Dataset items —
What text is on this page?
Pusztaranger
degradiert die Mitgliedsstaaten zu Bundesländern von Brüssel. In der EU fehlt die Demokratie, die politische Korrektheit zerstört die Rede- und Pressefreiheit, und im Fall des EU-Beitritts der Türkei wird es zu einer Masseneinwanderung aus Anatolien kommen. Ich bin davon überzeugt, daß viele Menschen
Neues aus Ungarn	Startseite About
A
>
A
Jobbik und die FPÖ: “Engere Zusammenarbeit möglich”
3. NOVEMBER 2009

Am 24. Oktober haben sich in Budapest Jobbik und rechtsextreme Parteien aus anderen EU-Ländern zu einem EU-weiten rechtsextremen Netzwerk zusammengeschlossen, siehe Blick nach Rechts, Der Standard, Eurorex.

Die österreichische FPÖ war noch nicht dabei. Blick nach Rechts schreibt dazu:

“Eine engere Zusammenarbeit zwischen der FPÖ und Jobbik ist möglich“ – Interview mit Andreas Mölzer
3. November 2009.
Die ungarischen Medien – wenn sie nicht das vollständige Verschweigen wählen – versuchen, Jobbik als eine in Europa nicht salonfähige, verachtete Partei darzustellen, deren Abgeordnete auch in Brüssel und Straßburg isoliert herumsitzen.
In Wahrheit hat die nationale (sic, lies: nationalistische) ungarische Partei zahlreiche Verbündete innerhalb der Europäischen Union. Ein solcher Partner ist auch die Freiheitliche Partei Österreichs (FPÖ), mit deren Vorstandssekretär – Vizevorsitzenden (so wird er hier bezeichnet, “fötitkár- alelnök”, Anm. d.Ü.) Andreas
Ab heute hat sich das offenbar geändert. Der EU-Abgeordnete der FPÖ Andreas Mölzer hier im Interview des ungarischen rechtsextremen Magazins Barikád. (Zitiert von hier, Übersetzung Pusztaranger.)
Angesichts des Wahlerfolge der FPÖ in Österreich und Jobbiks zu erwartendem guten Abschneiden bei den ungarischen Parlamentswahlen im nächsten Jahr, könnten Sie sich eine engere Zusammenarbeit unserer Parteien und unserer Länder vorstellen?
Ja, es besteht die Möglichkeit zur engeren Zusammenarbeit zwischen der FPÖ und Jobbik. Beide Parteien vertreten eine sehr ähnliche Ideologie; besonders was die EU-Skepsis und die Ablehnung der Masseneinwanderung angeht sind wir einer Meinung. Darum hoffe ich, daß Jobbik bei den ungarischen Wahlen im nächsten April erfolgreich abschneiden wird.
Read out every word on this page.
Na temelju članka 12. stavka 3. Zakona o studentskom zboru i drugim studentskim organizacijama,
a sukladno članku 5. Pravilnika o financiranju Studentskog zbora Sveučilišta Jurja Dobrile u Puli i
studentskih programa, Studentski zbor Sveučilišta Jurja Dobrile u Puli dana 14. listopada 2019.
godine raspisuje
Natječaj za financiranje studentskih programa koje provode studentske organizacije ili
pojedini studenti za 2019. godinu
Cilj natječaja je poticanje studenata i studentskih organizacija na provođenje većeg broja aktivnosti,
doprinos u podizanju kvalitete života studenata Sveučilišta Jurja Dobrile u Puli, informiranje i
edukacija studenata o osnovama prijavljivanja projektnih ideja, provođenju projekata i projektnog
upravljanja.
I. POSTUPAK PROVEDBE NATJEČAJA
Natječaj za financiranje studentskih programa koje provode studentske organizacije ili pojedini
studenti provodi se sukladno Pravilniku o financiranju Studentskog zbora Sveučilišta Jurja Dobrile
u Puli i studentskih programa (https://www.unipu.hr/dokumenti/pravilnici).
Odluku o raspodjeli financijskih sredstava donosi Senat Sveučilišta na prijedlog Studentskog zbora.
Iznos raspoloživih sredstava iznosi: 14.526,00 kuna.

---

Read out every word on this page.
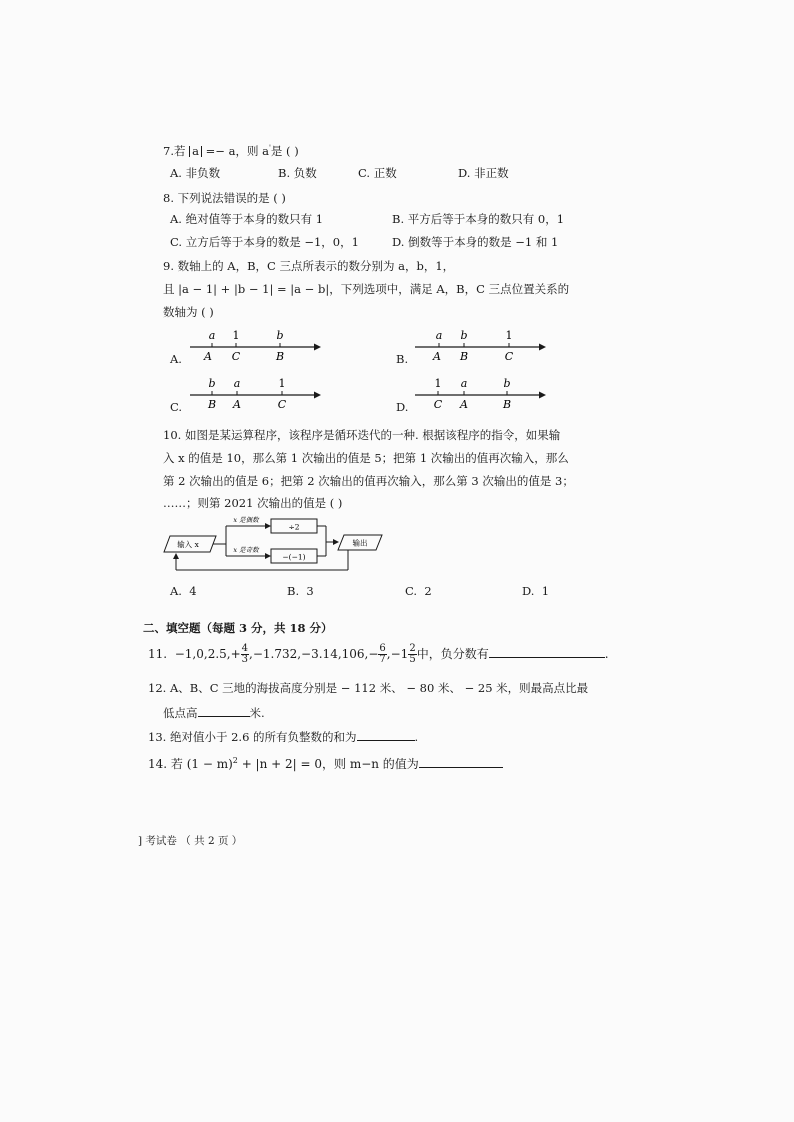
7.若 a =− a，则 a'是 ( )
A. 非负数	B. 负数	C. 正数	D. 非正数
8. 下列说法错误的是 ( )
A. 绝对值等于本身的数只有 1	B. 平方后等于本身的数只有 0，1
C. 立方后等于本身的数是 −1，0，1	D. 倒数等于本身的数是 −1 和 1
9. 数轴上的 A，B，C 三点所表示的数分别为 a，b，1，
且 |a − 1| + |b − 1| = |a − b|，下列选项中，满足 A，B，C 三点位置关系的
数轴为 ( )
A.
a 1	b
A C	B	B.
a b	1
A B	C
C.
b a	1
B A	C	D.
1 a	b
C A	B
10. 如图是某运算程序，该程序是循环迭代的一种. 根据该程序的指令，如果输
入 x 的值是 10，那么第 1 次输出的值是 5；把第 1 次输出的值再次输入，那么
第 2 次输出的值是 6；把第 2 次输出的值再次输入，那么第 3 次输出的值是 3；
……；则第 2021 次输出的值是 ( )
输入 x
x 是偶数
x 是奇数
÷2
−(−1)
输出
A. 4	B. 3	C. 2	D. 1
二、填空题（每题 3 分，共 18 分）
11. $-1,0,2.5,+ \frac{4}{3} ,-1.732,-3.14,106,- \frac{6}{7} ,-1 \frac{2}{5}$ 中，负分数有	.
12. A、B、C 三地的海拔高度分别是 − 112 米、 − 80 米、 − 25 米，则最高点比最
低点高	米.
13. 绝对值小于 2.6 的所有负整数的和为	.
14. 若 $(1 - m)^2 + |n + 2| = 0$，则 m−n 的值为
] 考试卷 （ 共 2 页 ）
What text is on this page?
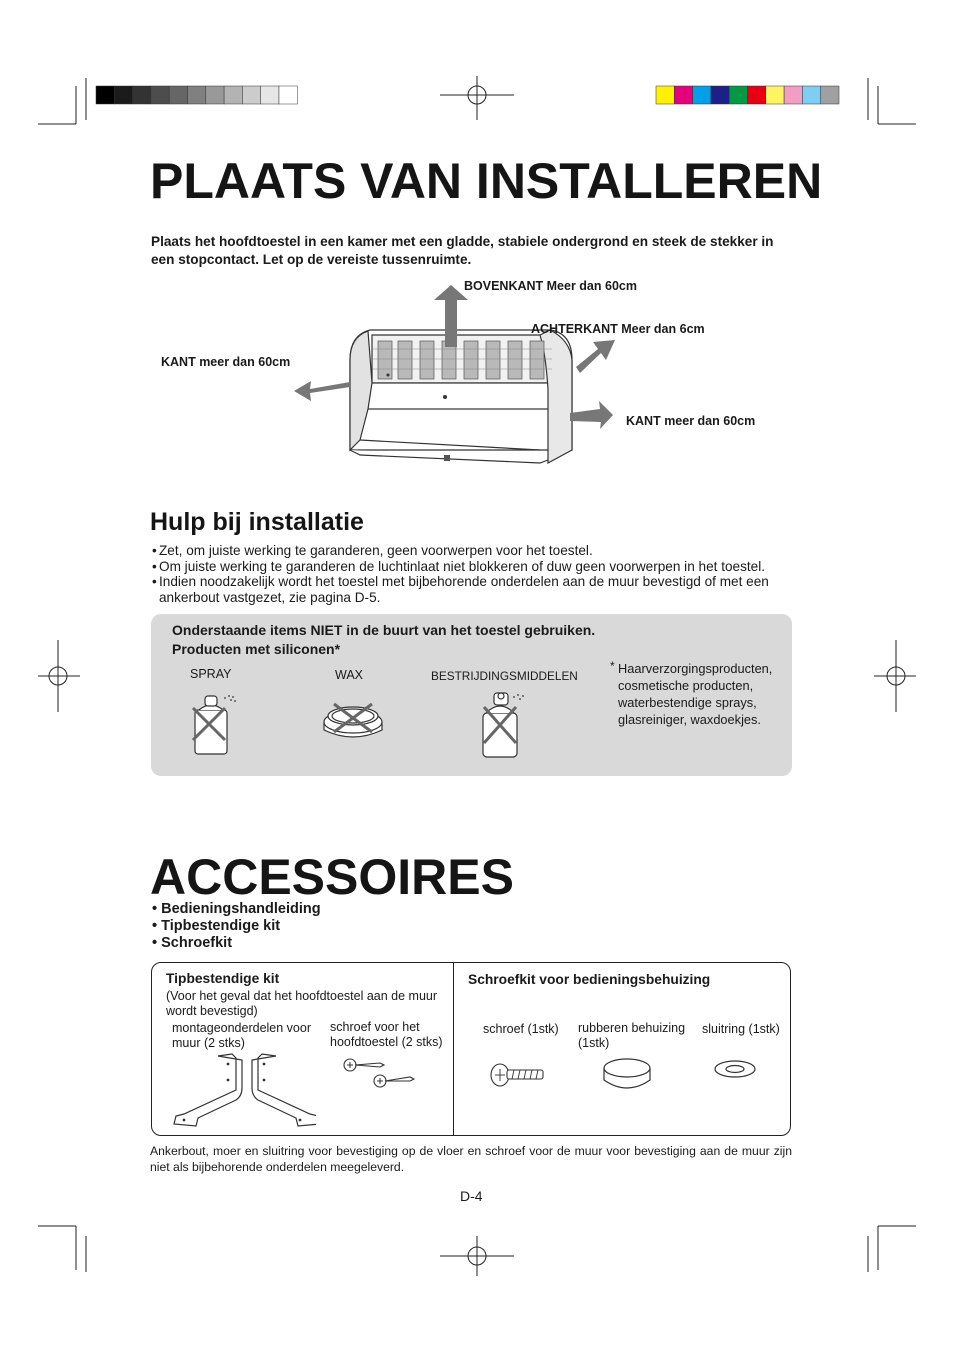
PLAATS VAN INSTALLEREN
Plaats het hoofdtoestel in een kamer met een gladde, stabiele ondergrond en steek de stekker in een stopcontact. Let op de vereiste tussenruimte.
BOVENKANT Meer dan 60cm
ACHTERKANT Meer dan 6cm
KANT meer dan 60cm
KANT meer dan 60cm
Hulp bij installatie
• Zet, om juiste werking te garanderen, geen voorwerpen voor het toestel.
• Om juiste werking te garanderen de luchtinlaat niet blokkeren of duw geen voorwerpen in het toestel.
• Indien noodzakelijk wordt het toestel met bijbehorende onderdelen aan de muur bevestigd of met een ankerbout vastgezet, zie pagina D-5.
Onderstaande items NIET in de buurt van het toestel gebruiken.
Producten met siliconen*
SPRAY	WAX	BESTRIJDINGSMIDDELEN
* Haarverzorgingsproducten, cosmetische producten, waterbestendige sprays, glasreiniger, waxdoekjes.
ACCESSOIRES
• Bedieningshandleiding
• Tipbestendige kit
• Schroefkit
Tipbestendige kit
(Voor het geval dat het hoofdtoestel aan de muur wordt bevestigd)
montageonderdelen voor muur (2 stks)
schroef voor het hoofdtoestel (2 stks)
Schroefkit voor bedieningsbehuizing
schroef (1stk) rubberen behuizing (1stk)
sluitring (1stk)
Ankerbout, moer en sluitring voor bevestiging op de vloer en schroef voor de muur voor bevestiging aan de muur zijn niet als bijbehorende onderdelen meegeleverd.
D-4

...

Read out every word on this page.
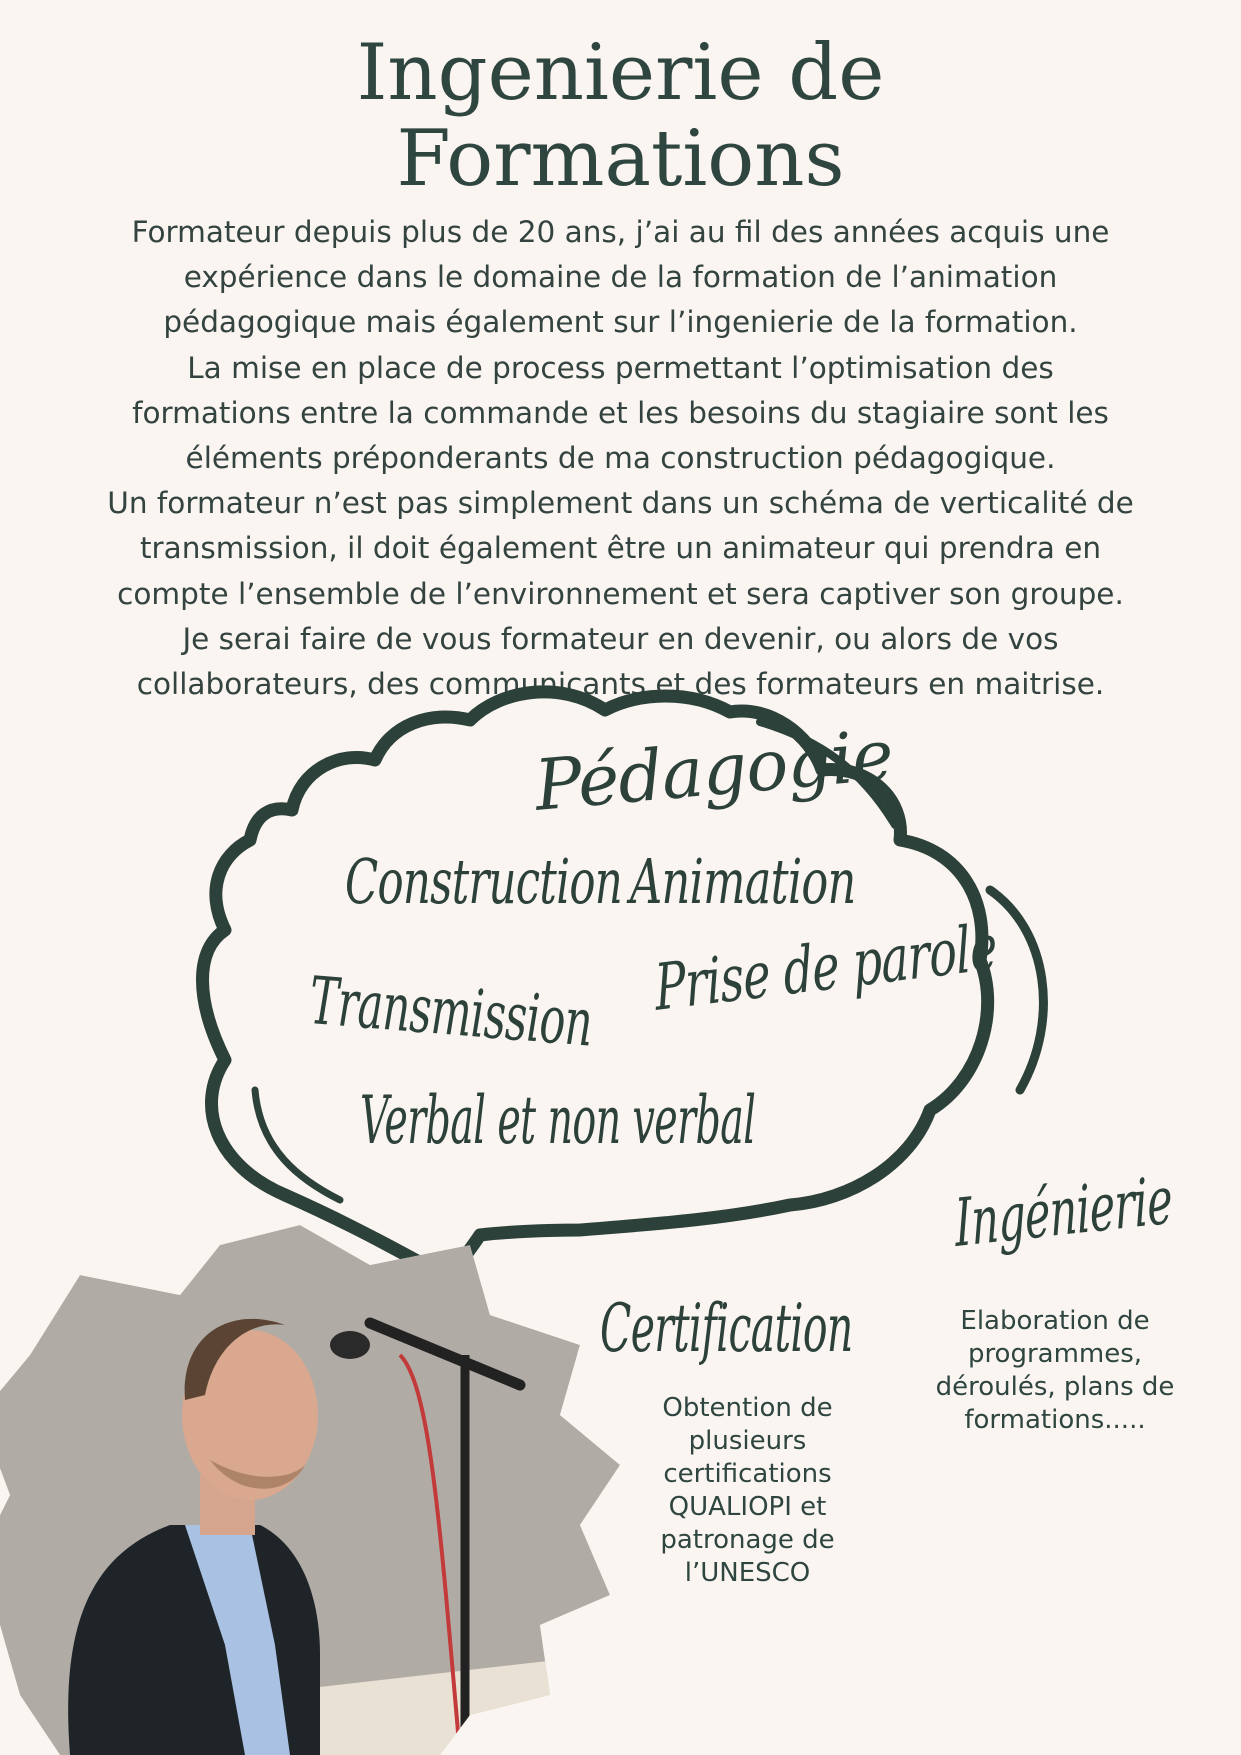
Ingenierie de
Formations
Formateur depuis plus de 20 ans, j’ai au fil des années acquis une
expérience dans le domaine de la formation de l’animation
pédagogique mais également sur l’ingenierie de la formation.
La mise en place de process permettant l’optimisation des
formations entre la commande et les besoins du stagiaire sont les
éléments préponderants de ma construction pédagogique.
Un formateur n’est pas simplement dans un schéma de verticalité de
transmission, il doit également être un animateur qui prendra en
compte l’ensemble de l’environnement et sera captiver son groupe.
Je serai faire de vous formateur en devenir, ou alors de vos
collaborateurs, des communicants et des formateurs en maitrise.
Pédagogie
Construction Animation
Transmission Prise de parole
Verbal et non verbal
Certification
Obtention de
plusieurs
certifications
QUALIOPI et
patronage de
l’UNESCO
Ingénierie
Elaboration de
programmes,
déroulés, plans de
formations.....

Exercise aim — Go through the data and gather every line that holds "hoofdtoestel".

Solution for this exercise —
Plaats het hoofdtoestel in een kamer met een gladde, stabiele ondergrond en steek de stekker in een stopcontact. Let op de vereiste tussenruimte.
(Voor het geval dat het hoofdtoestel aan de muur wordt bevestigd)
schroef voor het hoofdtoestel (2 stks)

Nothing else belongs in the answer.